— Start —

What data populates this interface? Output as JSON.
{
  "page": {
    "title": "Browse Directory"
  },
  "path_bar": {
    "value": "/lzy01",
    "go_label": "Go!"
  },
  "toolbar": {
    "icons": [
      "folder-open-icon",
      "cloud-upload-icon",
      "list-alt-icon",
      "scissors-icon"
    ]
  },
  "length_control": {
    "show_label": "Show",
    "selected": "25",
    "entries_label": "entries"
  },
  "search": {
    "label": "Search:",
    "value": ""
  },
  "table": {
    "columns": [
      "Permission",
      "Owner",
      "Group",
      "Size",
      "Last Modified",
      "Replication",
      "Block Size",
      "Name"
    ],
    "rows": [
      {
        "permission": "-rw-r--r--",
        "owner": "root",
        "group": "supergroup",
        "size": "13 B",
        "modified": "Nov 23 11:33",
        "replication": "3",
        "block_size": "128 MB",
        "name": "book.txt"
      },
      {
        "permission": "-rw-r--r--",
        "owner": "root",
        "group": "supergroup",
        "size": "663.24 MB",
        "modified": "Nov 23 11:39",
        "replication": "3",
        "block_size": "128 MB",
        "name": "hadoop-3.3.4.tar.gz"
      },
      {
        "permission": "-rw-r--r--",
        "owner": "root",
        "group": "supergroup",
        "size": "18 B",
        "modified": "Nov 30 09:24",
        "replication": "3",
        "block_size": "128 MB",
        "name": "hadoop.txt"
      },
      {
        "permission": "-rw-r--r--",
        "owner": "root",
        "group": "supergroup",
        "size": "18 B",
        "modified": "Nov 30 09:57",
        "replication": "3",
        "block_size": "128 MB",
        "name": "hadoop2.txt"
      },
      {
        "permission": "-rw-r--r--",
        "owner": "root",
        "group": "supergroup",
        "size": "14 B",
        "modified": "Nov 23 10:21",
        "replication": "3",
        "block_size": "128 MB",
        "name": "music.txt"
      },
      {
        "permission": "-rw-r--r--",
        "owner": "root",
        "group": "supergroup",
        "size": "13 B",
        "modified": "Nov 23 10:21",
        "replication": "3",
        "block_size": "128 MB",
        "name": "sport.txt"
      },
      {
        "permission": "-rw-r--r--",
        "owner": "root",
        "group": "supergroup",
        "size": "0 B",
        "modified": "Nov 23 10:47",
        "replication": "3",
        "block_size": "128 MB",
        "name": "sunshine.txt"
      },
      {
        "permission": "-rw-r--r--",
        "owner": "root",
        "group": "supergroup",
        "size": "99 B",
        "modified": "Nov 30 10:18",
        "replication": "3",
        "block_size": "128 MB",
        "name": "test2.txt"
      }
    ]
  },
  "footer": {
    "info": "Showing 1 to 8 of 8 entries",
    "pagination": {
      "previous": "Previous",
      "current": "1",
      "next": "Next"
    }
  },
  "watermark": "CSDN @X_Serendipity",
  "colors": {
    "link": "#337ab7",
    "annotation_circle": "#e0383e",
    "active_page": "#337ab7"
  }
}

— End —

EXERCISE AIM: Word for word, extract all the records.

FULL OUTPUT:
What data populates this interface? Output as JSON.
{
  "page": {
    "title": "Browse Directory"
  },
  "path_bar": {
    "value": "/lzy01",
    "go_label": "Go!"
  },
  "toolbar": {
    "icons": [
      "folder-open-icon",
      "cloud-upload-icon",
      "list-alt-icon",
      "scissors-icon"
    ]
  },
  "length_control": {
    "show_label": "Show",
    "selected": "25",
    "entries_label": "entries"
  },
  "search": {
    "label": "Search:",
    "value": ""
  },
  "table": {
    "columns": [
      "Permission",
      "Owner",
      "Group",
      "Size",
      "Last Modified",
      "Replication",
      "Block Size",
      "Name"
    ],
    "rows": [
      {
        "permission": "-rw-r--r--",
        "owner": "root",
        "group": "supergroup",
        "size": "13 B",
        "modified": "Nov 23 11:33",
        "replication": "3",
        "block_size": "128 MB",
        "name": "book.txt"
      },
      {
        "permission": "-rw-r--r--",
        "owner": "root",
        "group": "supergroup",
        "size": "663.24 MB",
        "modified": "Nov 23 11:39",
        "replication": "3",
        "block_size": "128 MB",
        "name": "hadoop-3.3.4.tar.gz"
      },
      {
        "permission": "-rw-r--r--",
        "owner": "root",
        "group": "supergroup",
        "size": "18 B",
        "modified": "Nov 30 09:24",
        "replication": "3",
        "block_size": "128 MB",
        "name": "hadoop.txt"
      },
      {
        "permission": "-rw-r--r--",
        "owner": "root",
        "group": "supergroup",
        "size": "18 B",
        "modified": "Nov 30 09:57",
        "replication": "3",
        "block_size": "128 MB",
        "name": "hadoop2.txt"
      },
      {
        "permission": "-rw-r--r--",
        "owner": "root",
        "group": "supergroup",
        "size": "14 B",
        "modified": "Nov 23 10:21",
        "replication": "3",
        "block_size": "128 MB",
        "name": "music.txt"
      },
      {
        "permission": "-rw-r--r--",
        "owner": "root",
        "group": "supergroup",
        "size": "13 B",
        "modified": "Nov 23 10:21",
        "replication": "3",
        "block_size": "128 MB",
        "name": "sport.txt"
      },
      {
        "permission": "-rw-r--r--",
        "owner": "root",
        "group": "supergroup",
        "size": "0 B",
        "modified": "Nov 23 10:47",
        "replication": "3",
        "block_size": "128 MB",
        "name": "sunshine.txt"
      },
      {
        "permission": "-rw-r--r--",
        "owner": "root",
        "group": "supergroup",
        "size": "99 B",
        "modified": "Nov 30 10:18",
        "replication": "3",
        "block_size": "128 MB",
        "name": "test2.txt"
      }
    ]
  },
  "footer": {
    "info": "Showing 1 to 8 of 8 entries",
    "pagination": {
      "previous": "Previous",
      "current": "1",
      "next": "Next"
    }
  },
  "watermark": "CSDN @X_Serendipity",
  "colors": {
    "link": "#337ab7",
    "annotation_circle": "#e0383e",
    "active_page": "#337ab7"
  }
}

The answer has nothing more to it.